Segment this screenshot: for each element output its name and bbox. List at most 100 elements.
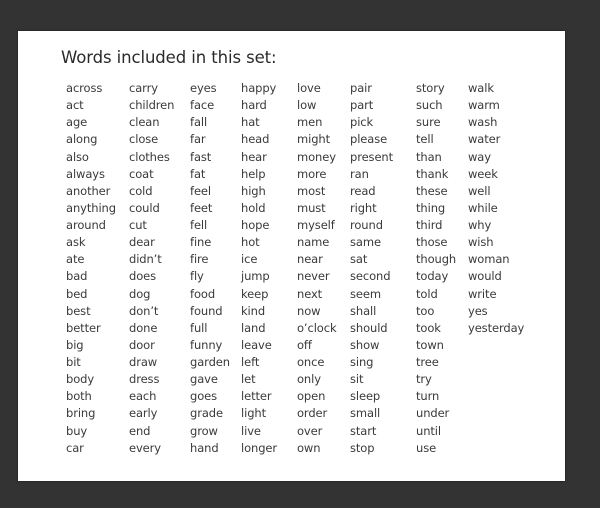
word-item: stop bbox=[350, 440, 375, 455]
word-item: high bbox=[241, 183, 266, 198]
word-item: done bbox=[129, 320, 158, 335]
word-item: over bbox=[297, 423, 323, 438]
word-item: cold bbox=[129, 183, 153, 198]
word-item: open bbox=[297, 389, 326, 404]
word-item: small bbox=[350, 406, 381, 421]
word-item: second bbox=[350, 269, 391, 284]
word-item: once bbox=[297, 355, 325, 369]
word-item: those bbox=[416, 235, 448, 250]
word-item: clean bbox=[129, 115, 160, 130]
word-item: does bbox=[129, 269, 157, 284]
word-item: told bbox=[416, 286, 438, 301]
word-item: never bbox=[297, 269, 330, 284]
word-item: third bbox=[416, 218, 443, 232]
word-item: letter bbox=[241, 389, 272, 404]
word-item: thank bbox=[416, 166, 449, 181]
word-item: while bbox=[468, 200, 498, 215]
word-item: goes bbox=[190, 389, 218, 404]
word-item: dog bbox=[129, 286, 151, 301]
word-item: bring bbox=[66, 406, 96, 421]
word-item: hope bbox=[241, 218, 270, 232]
word-item: sat bbox=[350, 252, 368, 267]
word-item: hard bbox=[241, 98, 267, 113]
word-item: found bbox=[190, 303, 223, 318]
word-item: ran bbox=[350, 166, 369, 181]
word-item: best bbox=[66, 303, 91, 318]
word-item: early bbox=[129, 406, 158, 421]
word-item: kind bbox=[241, 303, 266, 318]
word-item: hand bbox=[190, 440, 219, 455]
word-item: round bbox=[350, 218, 383, 232]
word-item: let bbox=[241, 372, 256, 387]
word-item: along bbox=[66, 132, 98, 147]
word-item: same bbox=[350, 235, 381, 250]
word-item: full bbox=[190, 320, 208, 335]
word-item: than bbox=[416, 149, 442, 164]
word-item: until bbox=[416, 423, 441, 438]
word-item: ate bbox=[66, 252, 85, 267]
word-item: live bbox=[241, 423, 261, 438]
word-item: warm bbox=[468, 98, 500, 113]
word-item: don’t bbox=[129, 303, 159, 318]
word-item: near bbox=[297, 252, 323, 267]
word-item: ice bbox=[241, 252, 258, 267]
word-item: might bbox=[297, 132, 330, 147]
word-item: way bbox=[468, 149, 491, 164]
word-item: fly bbox=[190, 269, 204, 284]
word-item: body bbox=[66, 372, 95, 387]
word-item: always bbox=[66, 166, 105, 181]
word-item: money bbox=[297, 149, 336, 164]
word-item: feet bbox=[190, 200, 213, 215]
word-item: men bbox=[297, 115, 323, 130]
word-item: low bbox=[297, 98, 317, 113]
word-item: land bbox=[241, 320, 266, 335]
word-item: face bbox=[190, 98, 215, 113]
word-item: each bbox=[129, 389, 157, 404]
word-item: hot bbox=[241, 235, 260, 250]
word-item: thing bbox=[416, 200, 446, 215]
word-item: walk bbox=[468, 81, 494, 95]
word-column: across act age along also always another anythi… bbox=[66, 80, 116, 457]
word-item: woman bbox=[468, 252, 510, 267]
word-item: read bbox=[350, 183, 376, 198]
word-item: clothes bbox=[129, 149, 170, 164]
word-item: big bbox=[66, 337, 84, 352]
word-item: jump bbox=[241, 269, 270, 284]
word-item: bit bbox=[66, 355, 81, 369]
word-item: tree bbox=[416, 355, 439, 369]
word-item: also bbox=[66, 149, 89, 164]
word-item: car bbox=[66, 440, 84, 455]
word-item: right bbox=[350, 200, 377, 215]
word-item: too bbox=[416, 303, 435, 318]
word-item: bed bbox=[66, 286, 88, 301]
word-item: these bbox=[416, 183, 448, 198]
word-item: dear bbox=[129, 235, 155, 250]
word-item: happy bbox=[241, 81, 277, 95]
word-column: story such sure tell than thank these thing thir… bbox=[416, 80, 456, 457]
word-item: fire bbox=[190, 252, 209, 267]
word-item: hat bbox=[241, 115, 260, 130]
word-item: could bbox=[129, 200, 160, 215]
word-item: hold bbox=[241, 200, 266, 215]
word-item: act bbox=[66, 98, 84, 113]
word-item: today bbox=[416, 269, 449, 284]
word-item: yes bbox=[468, 303, 488, 318]
word-item: tell bbox=[416, 132, 434, 147]
page-title: Words included in this set: bbox=[61, 48, 277, 67]
word-list-page: Words included in this set: across act age… bbox=[18, 31, 565, 481]
word-item: myself bbox=[297, 218, 335, 232]
word-item: didn’t bbox=[129, 252, 162, 267]
word-item: more bbox=[297, 166, 327, 181]
word-item: funny bbox=[190, 337, 223, 352]
word-item: gave bbox=[190, 372, 218, 387]
word-item: fine bbox=[190, 235, 212, 250]
word-item: food bbox=[190, 286, 216, 301]
word-item: children bbox=[129, 98, 175, 113]
word-item: name bbox=[297, 235, 330, 250]
word-item: eyes bbox=[190, 81, 217, 95]
word-item: around bbox=[66, 218, 106, 232]
word-item: should bbox=[350, 320, 388, 335]
word-column: carry children clean close clothes coat cold co… bbox=[129, 80, 174, 457]
word-item: fell bbox=[190, 218, 208, 232]
word-item: pick bbox=[350, 115, 374, 130]
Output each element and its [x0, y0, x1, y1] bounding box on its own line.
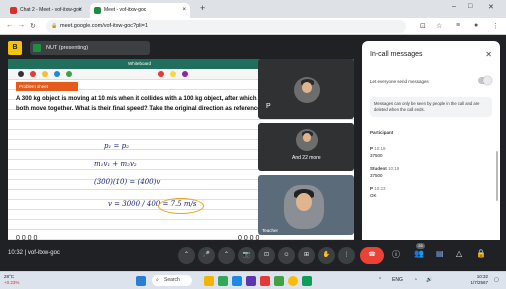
- info-icon[interactable]: ⓘ: [392, 249, 400, 260]
- extensions-icon[interactable]: ≡: [456, 22, 460, 29]
- activities-icon[interactable]: △: [456, 249, 462, 258]
- meet-favicon-icon: [10, 7, 17, 14]
- url-field[interactable]: 🔒 meet.google.com/vof-itxw-goc?pli=1: [46, 20, 406, 33]
- chat-icon[interactable]: ▤: [436, 249, 444, 258]
- green-pen-icon: [66, 71, 72, 77]
- blue-pen-icon: [54, 71, 60, 77]
- maximize-button[interactable]: □: [468, 3, 472, 10]
- chrome-icon[interactable]: [288, 276, 298, 286]
- browser-tabstrip: Chat 2 - Meet - vof-itxw-goc × Meet - vo…: [0, 0, 506, 18]
- equation-3: (300)(10) = (400)v: [94, 178, 161, 186]
- pen-icon: [18, 71, 24, 77]
- emoji-icon[interactable]: ☺: [278, 247, 295, 264]
- self-view-tile[interactable]: Teacher: [258, 175, 354, 235]
- chat-panel: In-call messages ✕ Let everyone send mes…: [362, 41, 500, 265]
- bookmark-star-icon[interactable]: ☆: [436, 22, 442, 30]
- chat-message: Participant: [370, 130, 394, 135]
- problem-text: A 300 kg object is moving at 10 m/s when…: [16, 96, 263, 112]
- microphone-icon[interactable]: 🎤: [198, 247, 215, 264]
- camera-options-icon[interactable]: ⌃: [218, 247, 235, 264]
- raise-hand-icon[interactable]: ✋: [318, 247, 335, 264]
- red-pen-icon: [30, 71, 36, 77]
- back-icon[interactable]: ←: [6, 22, 13, 29]
- menu-kebab-icon[interactable]: ⋮: [492, 22, 499, 30]
- present-screen-icon[interactable]: ⊞: [298, 247, 315, 264]
- forward-icon[interactable]: →: [18, 22, 25, 29]
- notifications-icon[interactable]: ▢: [494, 277, 499, 283]
- chat-notice: Messages can only be seen by people in t…: [370, 97, 492, 117]
- new-tab-button[interactable]: +: [200, 3, 205, 13]
- presenting-chip[interactable]: NUT (presenting): [30, 41, 150, 55]
- participant-avatar: [294, 77, 320, 103]
- close-tab-icon[interactable]: ×: [78, 3, 82, 18]
- host-controls-icon[interactable]: 🔒: [476, 249, 486, 258]
- presenter-avatar-icon: [33, 44, 41, 52]
- minimize-button[interactable]: –: [452, 3, 456, 10]
- chat-message: P 10:19 37500: [370, 146, 386, 158]
- cast-icon[interactable]: ⊡: [420, 22, 426, 30]
- participant-avatar: [296, 129, 318, 151]
- close-icon[interactable]: ✕: [485, 50, 492, 59]
- answer-circle: [158, 198, 204, 214]
- taskbar-clock[interactable]: 10:32 1/7/2567: [470, 274, 488, 286]
- close-window-button[interactable]: ✕: [488, 3, 494, 11]
- presenter-badge: B: [8, 41, 22, 55]
- start-icon[interactable]: [136, 276, 146, 286]
- edge-icon[interactable]: [232, 276, 242, 286]
- meet-favicon-icon: [94, 7, 101, 14]
- meet-stage: B NUT (presenting) Whiteboard Problem sh…: [0, 35, 506, 271]
- browser-tab-chat[interactable]: Chat 2 - Meet - vof-itxw-goc ×: [6, 3, 86, 18]
- meeting-time-code: 10:32 | vof-itxw-goc: [8, 250, 60, 256]
- volume-icon[interactable]: 🔊: [426, 277, 432, 283]
- chat-scrollbar[interactable]: [496, 151, 498, 201]
- people-icon[interactable]: 👥: [414, 249, 424, 258]
- highlighter-icon: [42, 71, 48, 77]
- teams-icon[interactable]: [246, 276, 256, 286]
- more-participants-tile[interactable]: And 22 more: [258, 123, 354, 171]
- more-options-icon[interactable]: ⋮: [338, 247, 355, 264]
- color-yellow-icon: [170, 71, 176, 77]
- chat-message: Student 10:19 37500: [370, 166, 400, 178]
- taskbar-app-icon[interactable]: [260, 276, 270, 286]
- profile-avatar-icon[interactable]: ●: [474, 22, 478, 29]
- end-call-button[interactable]: ☎: [360, 247, 384, 264]
- os-taskbar: 28°C +0.23% ⌕ Search ⌃ ENG ◔ 🔊 10:32 1/7…: [0, 271, 506, 289]
- captions-icon[interactable]: ⊡: [258, 247, 275, 264]
- sheet-header: Problem sheet: [16, 82, 78, 91]
- file-explorer-icon[interactable]: [204, 276, 214, 286]
- wifi-icon[interactable]: ◔: [414, 277, 417, 283]
- browser-tab-meet[interactable]: Meet - vof-itxw-goc ×: [90, 3, 190, 18]
- color-purple-icon: [182, 71, 188, 77]
- taskbar-search[interactable]: ⌕ Search: [152, 275, 192, 286]
- language-indicator[interactable]: ENG: [392, 277, 403, 283]
- taskbar-app-icon[interactable]: [302, 276, 312, 286]
- taskbar-app-icon[interactable]: [274, 276, 284, 286]
- mic-options-icon[interactable]: ⌃: [178, 247, 195, 264]
- color-red-icon: [158, 71, 164, 77]
- meeting-controls: 10:32 | vof-itxw-goc ⌃ 🎤 ⌃ 📷 ⊡ ☺ ⊞ ✋ ⋮ ☎…: [0, 240, 506, 271]
- camera-icon[interactable]: 📷: [238, 247, 255, 264]
- allow-messages-toggle[interactable]: [478, 76, 492, 85]
- participant-tile[interactable]: P: [258, 59, 354, 119]
- search-icon: ⌕: [156, 277, 159, 283]
- chat-message: P 10:23 OK: [370, 186, 386, 198]
- reload-icon[interactable]: ↻: [30, 22, 36, 30]
- address-bar-row: ← → ↻ 🔒 meet.google.com/vof-itxw-goc?pli…: [0, 18, 506, 35]
- allow-messages-label: Let everyone send messages: [370, 79, 429, 84]
- equation-1: p₁ = p₂: [104, 142, 129, 150]
- equation-2: m₁v₁ + m₂v₂: [94, 160, 137, 168]
- chat-title: In-call messages: [370, 51, 423, 58]
- close-tab-icon[interactable]: ×: [182, 3, 186, 18]
- taskbar-app-icon[interactable]: [218, 276, 228, 286]
- weather-widget[interactable]: 28°C +0.23%: [4, 274, 19, 286]
- webcam-person: [284, 185, 324, 229]
- tray-overflow-icon[interactable]: ⌃: [378, 277, 382, 283]
- lock-icon: 🔒: [51, 23, 58, 29]
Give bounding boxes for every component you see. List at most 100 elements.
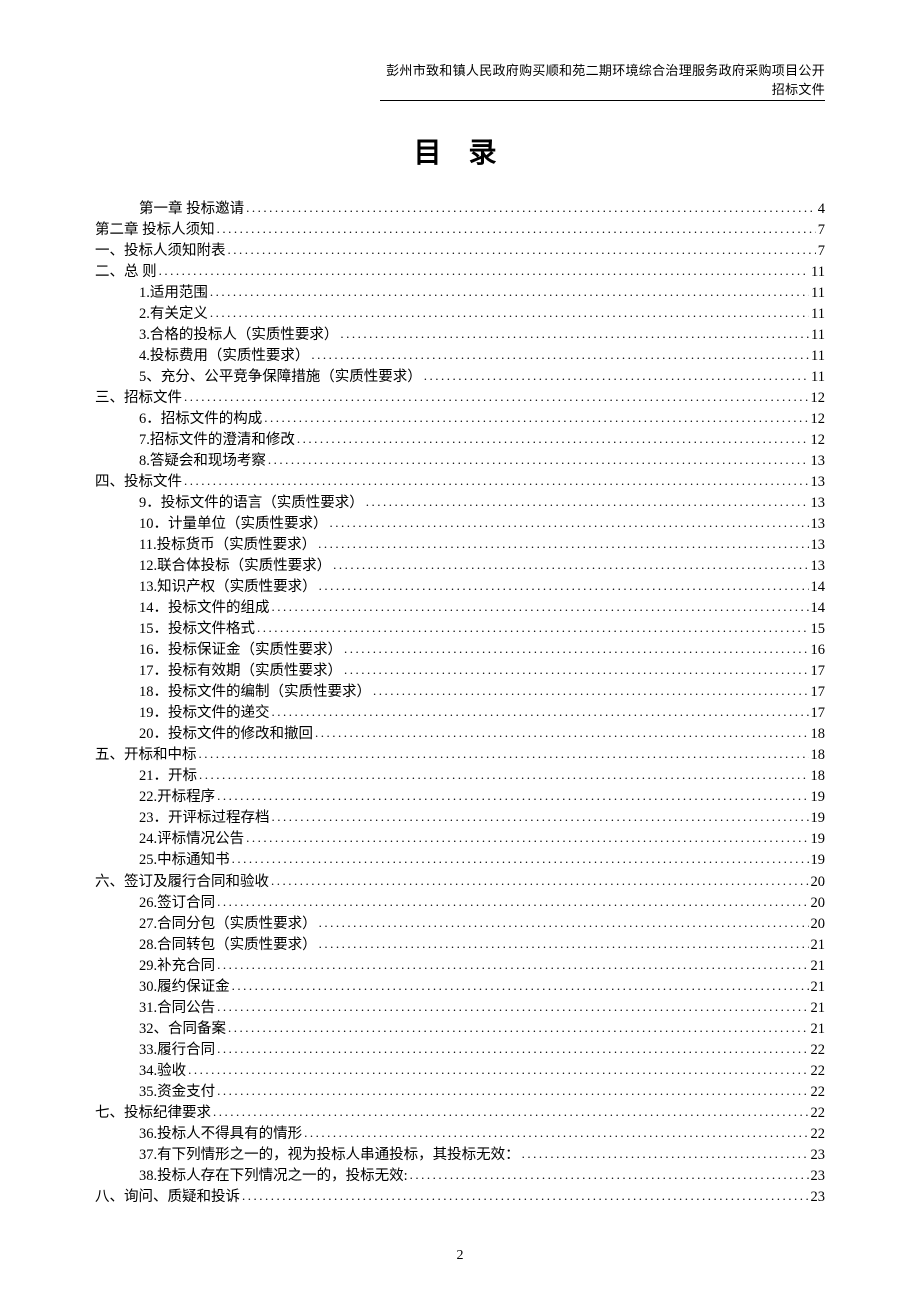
▬▬▬▬▬▬▬▬▬▬
**REQUIREMENTS**
Could you repeat the stretch of items from the line containing "word-item: stop bbox=[350, 440, 375, 455]" through the line containing "word-item: told bbox=[416, 286, 438, 301]", exactly as they appear?

**OUTPUT OF THE EXERCISE**
word-item: stop bbox=[350, 440, 375, 455]
word-item: high bbox=[241, 183, 266, 198]
word-item: done bbox=[129, 320, 158, 335]
word-item: over bbox=[297, 423, 323, 438]
word-item: cold bbox=[129, 183, 153, 198]
word-item: open bbox=[297, 389, 326, 404]
word-item: small bbox=[350, 406, 381, 421]
word-item: second bbox=[350, 269, 391, 284]
word-item: once bbox=[297, 355, 325, 369]
word-item: those bbox=[416, 235, 448, 250]
word-item: clean bbox=[129, 115, 160, 130]
word-item: does bbox=[129, 269, 157, 284]
word-item: told bbox=[416, 286, 438, 301]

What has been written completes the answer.